* **YOUR GOAL**
Return all of the data exactly as written, without the pictures.

Data records:
--- Start ---

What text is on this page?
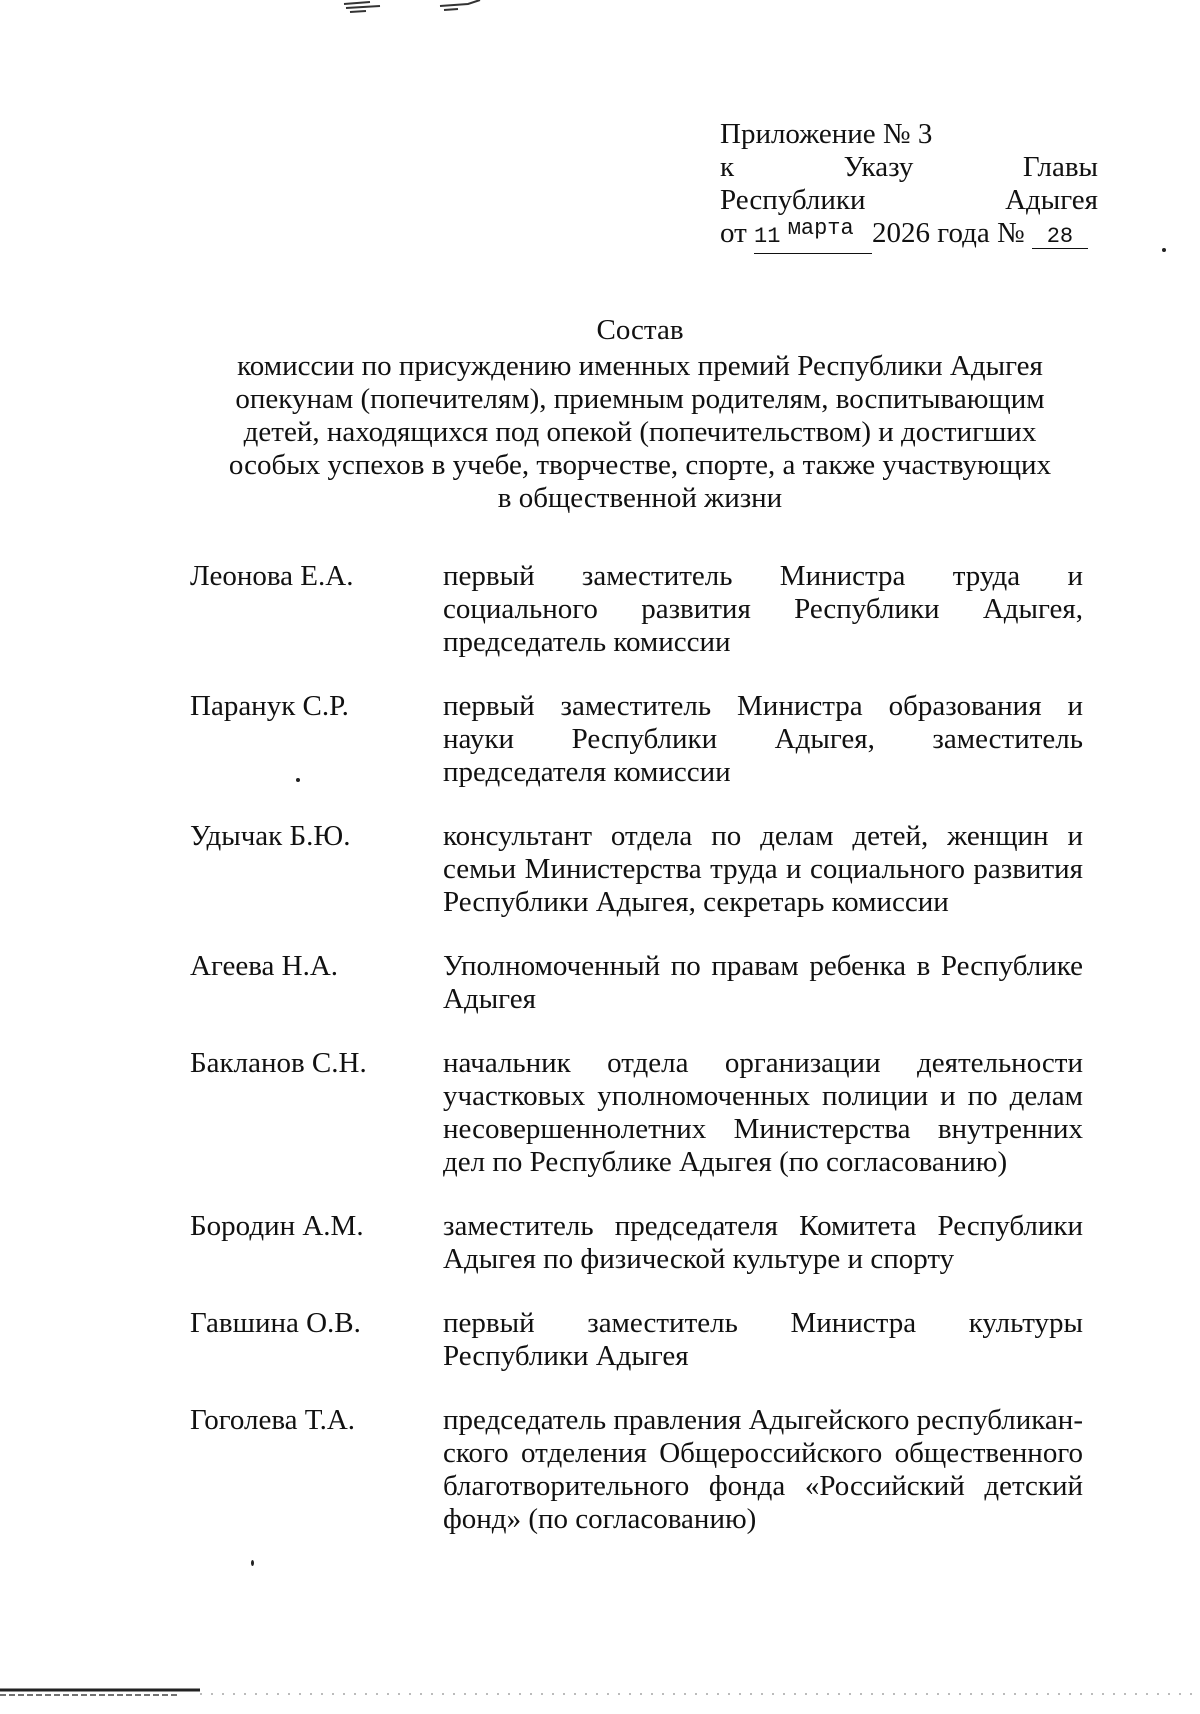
Приложение № 3
к	Указу	Главы
Республики	Адыгея
от 11 $^{марта}$ 2026 года № 28
Состав
комиссии по присуждению именных премий Республики Адыгея
опекунам (попечителям), приемным родителям, воспитывающим
детей, находящихся под опекой (попечительством) и достигших
особых успехов в учебе, творчестве, спорте, а также участвующих
в общественной жизни
Леонова Е.А.	первый заместитель Министра труда и социального развития Республики Адыгея, председатель комиссии
Паранук С.Р.	первый заместитель Министра образования и науки Республики Адыгея, заместитель председателя комиссии
Удычак Б.Ю.	консультант отдела по делам детей, женщин и семьи Министерства труда и социального развития Республики Адыгея, секретарь комиссии
Агеева Н.А.	Уполномоченный по правам ребенка в Республике Адыгея
Бакланов С.Н.	начальник отдела организации деятельности участковых уполномоченных полиции и по делам несовершеннолетних Министерства внутренних дел по Республике Адыгея (по согласованию)
Бородин А.М.	заместитель председателя Комитета Республики Адыгея по физической культуре и спорту
Гавшина О.В.	первый заместитель Министра культуры Республики Адыгея
Гоголева Т.А.	председатель правления Адыгейского республиканского отделения Общероссийского общественного благотворительного фонда «Российский детский фонд» (по согласованию)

--- End ---

* **OUTPUT BELOW**
What text is on this page?
Приложение № 3
к	Указу	Главы
Республики	Адыгея
от 11 $^{марта}$ 2026 года № 28
Состав
комиссии по присуждению именных премий Республики Адыгея
опекунам (попечителям), приемным родителям, воспитывающим
детей, находящихся под опекой (попечительством) и достигших
особых успехов в учебе, творчестве, спорте, а также участвующих
в общественной жизни
Леонова Е.А.	первый заместитель Министра труда и социального развития Республики Адыгея, председатель комиссии
Паранук С.Р.	первый заместитель Министра образования и науки Республики Адыгея, заместитель председателя комиссии
Удычак Б.Ю.	консультант отдела по делам детей, женщин и семьи Министерства труда и социального развития Республики Адыгея, секретарь комиссии
Агеева Н.А.	Уполномоченный по правам ребенка в Республике Адыгея
Бакланов С.Н.	начальник отдела организации деятельности участковых уполномоченных полиции и по делам несовершеннолетних Министерства внутренних дел по Республике Адыгея (по согласованию)
Бородин А.М.	заместитель председателя Комитета Республики Адыгея по физической культуре и спорту
Гавшина О.В.	первый заместитель Министра культуры Республики Адыгея
Гоголева Т.А.	председатель правления Адыгейского республиканского отделения Общероссийского общественного благотворительного фонда «Российский детский фонд» (по согласованию)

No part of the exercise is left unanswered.